◆ **PROBLEM TO SOLVE**: Output all entries verbatim. Skip pictures.

◆ **EXERCISE DATA**:
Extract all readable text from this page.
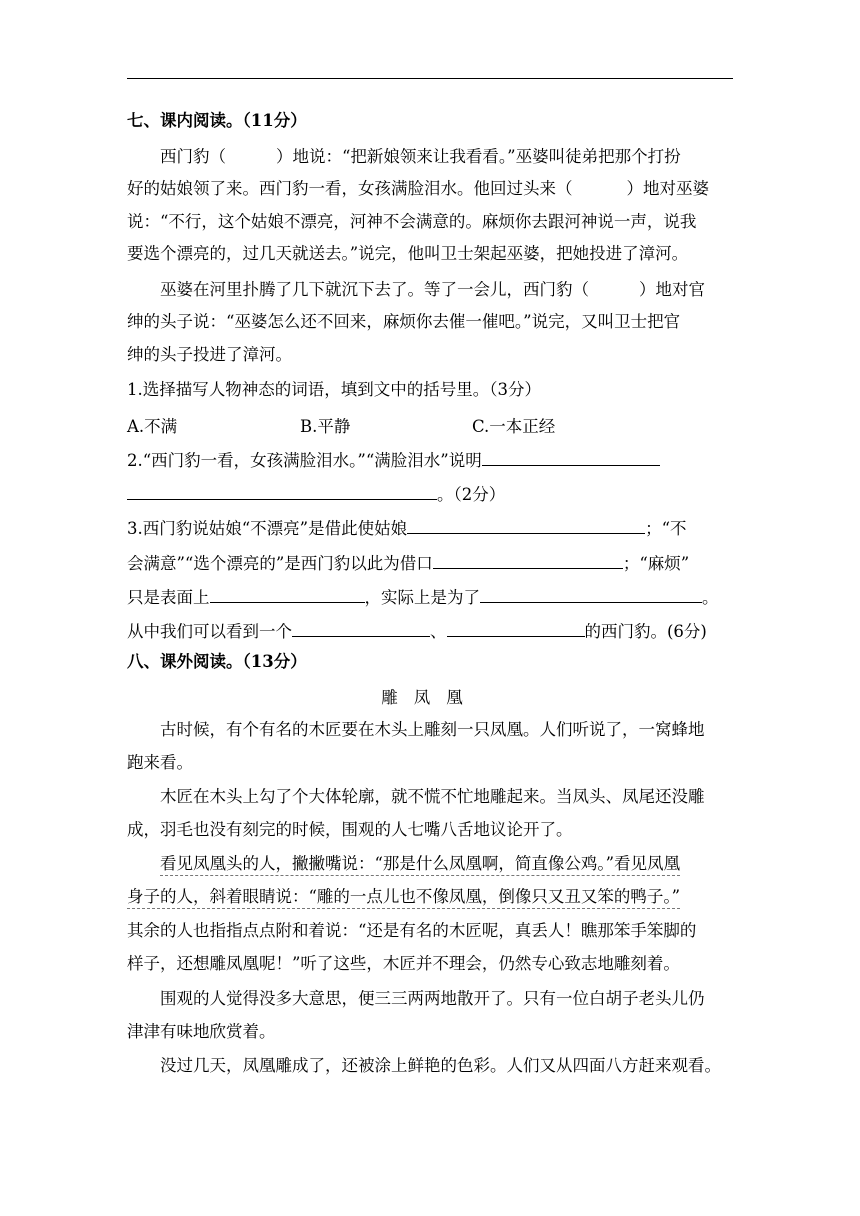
七、课内阅读。（11分）
西门豹（	）地说：“把新娘领来让我看看。”巫婆叫徒弟把那个打扮
好的姑娘领了来。西门豹一看，女孩满脸泪水。他回过头来（	）地对巫婆
说：“不行，这个姑娘不漂亮，河神不会满意的。麻烦你去跟河神说一声，说我
要选个漂亮的，过几天就送去。”说完，他叫卫士架起巫婆，把她投进了漳河。
巫婆在河里扑腾了几下就沉下去了。等了一会儿，西门豹（	）地对官
绅的头子说：“巫婆怎么还不回来，麻烦你去催一催吧。”说完，又叫卫士把官
绅的头子投进了漳河。
1.选择描写人物神态的词语，填到文中的括号里。（3分）
A.不满	B.平静	C.一本正经
2.“西门豹一看，女孩满脸泪水。”“满脸泪水”说明
。（2分）
3.西门豹说姑娘“不漂亮”是借此使姑娘	；“不
会满意”“选个漂亮的”是西门豹以此为借口	；“麻烦”
只是表面上	，实际上是为了	。
从中我们可以看到一个	、	的西门豹。(6分)
八、课外阅读。（13分）
雕凤凰
古时候，有个有名的木匠要在木头上雕刻一只凤凰。人们听说了，一窝蜂地
跑来看。
木匠在木头上勾了个大体轮廓，就不慌不忙地雕起来。当凤头、凤尾还没雕
成，羽毛也没有刻完的时候，围观的人七嘴八舌地议论开了。
看见凤凰头的人，撇撇嘴说：“那是什么凤凰啊，简直像公鸡。”看见凤凰
身子的人，斜着眼睛说：“雕的一点儿也不像凤凰，倒像只又丑又笨的鸭子。”
其余的人也指指点点附和着说：“还是有名的木匠呢，真丢人！瞧那笨手笨脚的
样子，还想雕凤凰呢！”听了这些，木匠并不理会，仍然专心致志地雕刻着。
围观的人觉得没多大意思，便三三两两地散开了。只有一位白胡子老头儿仍
津津有味地欣赏着。
没过几天，凤凰雕成了，还被涂上鲜艳的色彩。人们又从四面八方赶来观看。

◆ **RESULT OF THE EXERCISE**:
Extract all readable text from this page.
七、课内阅读。（11分）
西门豹（	）地说：“把新娘领来让我看看。”巫婆叫徒弟把那个打扮
好的姑娘领了来。西门豹一看，女孩满脸泪水。他回过头来（	）地对巫婆
说：“不行，这个姑娘不漂亮，河神不会满意的。麻烦你去跟河神说一声，说我
要选个漂亮的，过几天就送去。”说完，他叫卫士架起巫婆，把她投进了漳河。
巫婆在河里扑腾了几下就沉下去了。等了一会儿，西门豹（	）地对官
绅的头子说：“巫婆怎么还不回来，麻烦你去催一催吧。”说完，又叫卫士把官
绅的头子投进了漳河。
1.选择描写人物神态的词语，填到文中的括号里。（3分）
A.不满	B.平静	C.一本正经
2.“西门豹一看，女孩满脸泪水。”“满脸泪水”说明
。（2分）
3.西门豹说姑娘“不漂亮”是借此使姑娘	；“不
会满意”“选个漂亮的”是西门豹以此为借口	；“麻烦”
只是表面上	，实际上是为了	。
从中我们可以看到一个	、	的西门豹。(6分)
八、课外阅读。（13分）
雕凤凰
古时候，有个有名的木匠要在木头上雕刻一只凤凰。人们听说了，一窝蜂地
跑来看。
木匠在木头上勾了个大体轮廓，就不慌不忙地雕起来。当凤头、凤尾还没雕
成，羽毛也没有刻完的时候，围观的人七嘴八舌地议论开了。
看见凤凰头的人，撇撇嘴说：“那是什么凤凰啊，简直像公鸡。”看见凤凰
身子的人，斜着眼睛说：“雕的一点儿也不像凤凰，倒像只又丑又笨的鸭子。”
其余的人也指指点点附和着说：“还是有名的木匠呢，真丢人！瞧那笨手笨脚的
样子，还想雕凤凰呢！”听了这些，木匠并不理会，仍然专心致志地雕刻着。
围观的人觉得没多大意思，便三三两两地散开了。只有一位白胡子老头儿仍
津津有味地欣赏着。
没过几天，凤凰雕成了，还被涂上鲜艳的色彩。人们又从四面八方赶来观看。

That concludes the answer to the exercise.